(Figure record extracts)
----------------------------------------
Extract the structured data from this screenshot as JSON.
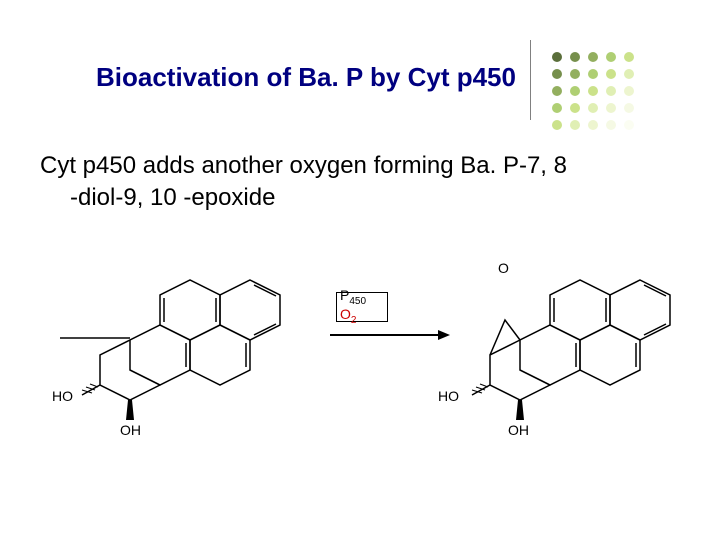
{
  "title": "Bioactivation of Ba. P by Cyt p450",
  "body_line1": "Cyt p450 adds another oxygen forming Ba. P-7, 8",
  "body_line2": "-diol-9, 10 -epoxide",
  "reagent_p450": "P",
  "reagent_p450_sub": "450",
  "reagent_o": "O",
  "reagent_o_sub": "2",
  "labels": {
    "ho_left": "HO",
    "oh_left": "OH",
    "ho_right": "HO",
    "oh_right": "OH",
    "epoxide_o": "O"
  },
  "colors": {
    "title": "#000080",
    "body": "#000000",
    "o2": "#cc0000",
    "line": "#000000",
    "dots": [
      "#5a6e3a",
      "#768f4c",
      "#93af5f",
      "#afcf73",
      "#cbe28a",
      "#768f4c",
      "#93af5f",
      "#afcf73",
      "#cbe28a",
      "#e0efb4",
      "#93af5f",
      "#afcf73",
      "#cbe28a",
      "#e0efb4",
      "#edf5cf",
      "#afcf73",
      "#cbe28a",
      "#e0efb4",
      "#edf5cf",
      "#f5f9e4",
      "#cbe28a",
      "#e0efb4",
      "#edf5cf",
      "#f5f9e4",
      "#fbfdf2"
    ]
  },
  "diagram": {
    "type": "chemical-reaction",
    "left_molecule": "BaP-7,8-diol (polycyclic aromatic with two OH)",
    "right_molecule": "BaP-7,8-diol-9,10-epoxide (polycyclic aromatic with two OH and epoxide ring)",
    "arrow": "rightarrow with boxed reagent P450 / O2"
  }
}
----------------------------------------
:: INSTRUCTION ::
Isolate the lines that hold the word "with" and copy all of them.

:: ANSWER TO THE EXERCISE ::
    "left_molecule": "BaP-7,8-diol (polycyclic aromatic with two OH)",
    "right_molecule": "BaP-7,8-diol-9,10-epoxide (polycyclic aromatic with two OH and epoxide ring)",
    "arrow": "rightarrow with boxed reagent P450 / O2"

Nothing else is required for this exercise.